• Excerpt to read:
Consider closet ___, where ___ stands for the person’s true religion, other weltanschauung, or some relevant aspect of it. This uses closet (adjective) in the sense of:

being so in private <a closet racist>

Some examples and suggestions for possible realisations of the above:

  • Arguably a good compromise between coverage, understandability, and common usage¹ is closet atheist, using atheist:

    A person who does not believe in deities.

    This works whenever the rejected religion is theistic (i.e., featuring at least on deity) and the person in question does not secretly adhere to another theistic religion.

    Here is an example of usage with a situation as the one you describe:

    I’m a closet atheist and I’m coming out. Preparing to lose half my friends in 3…2…1 :-(

  • Arguably, the most general solution would be closet apostate, using apostate:

    A person who has renounced a religion or faith.

    This works with any rejected religion and actual beliefs, even if only a specific flavour of a religion was rejected. However, it is not very common¹ and arguably less likely to be understood.

  • Very commonly¹ used is closet [religion], e.g., closet christian, closet muslim, closet pastafarian, … However this only works if the person in question follows the respective specific religion in secrecy.

  • Closet irreligious or closet non-religious have the advantage that they are likely to be understood and also work in the case that the rejected religion is not a theistic one.

Neither of these explicitly capture that the person in question ever believed in the religion, but this does not seem to be central to what you want to say.

¹ Going by Google hits.

  • 3
    Closet apostate sounds (a bit) like an oxymoron to me. Apostasy is a formal act of renouncing a faith. Sure, I can imagine a person being an apostate and keeping it a secret, but I think that is only a very small proportion of those who are only superficially devout (and also a small propotion of actual apostates, who are a relatively small group to begin with, considering all the hassle involved).
    – tomasz
    Commented Dec 22, 2016 at 18:25
  • 1
    @tomasz: None of the sources I consulted claimed that apostate applies only to those who formally renounced a religion. There is a tendency towards this direction, but closet should make clear that this is not intended.
    – Wrzlprmft
    Commented Dec 22, 2016 at 19:09
  • This entire answer only applies in a limited set of circumstances where you know what other thing a person actually believes. This is information not always available and not a common usage for the situation described in the question. The most common usage would be to call them nominal ___ or cultural ___ where you fill in the blank with the thing they make appearances of being but don't really believe.
    – Caleb
    Commented Dec 24, 2016 at 7:42
  • 1
    @Caleb If you don't know what they believe, how do you know they don't believe whatever they pretend to?
    – jpmc26
    Commented Dec 25, 2016 at 8:27
  • @jpmc26: Well, you may not be talking about a specific person, see, e.g., the tirade used as an example in this answer. I do not dispute that the limitation mentioned by Caleb exists (except for apostate which is general).
    – Wrzlprmft
    Commented Dec 25, 2016 at 8:35

They are called religious pretenders or Christian (church-going) pretenders if their religion is Christianity. Pretender is

a person who professes beliefs and opinions that he or she does not hold in order to conceal his or her real feelings or motives.



This message is to all church-going pretenders out there – the ones who look heavenly on Sunday, but live like hell Monday through Saturday. You look good on the outside, but when God looks at your insides – inside your heart – it’s a dirty mess!

• Data extract:
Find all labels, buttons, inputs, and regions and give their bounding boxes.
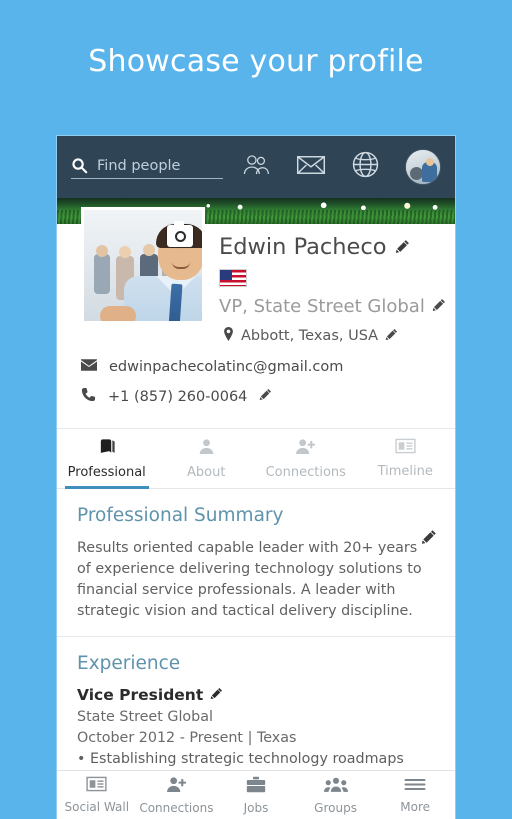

• Exercise aim: In the text above on terms for people who hide their true religious views, which phrase is described as arguably the most general solution?

• The answer: Closet apostate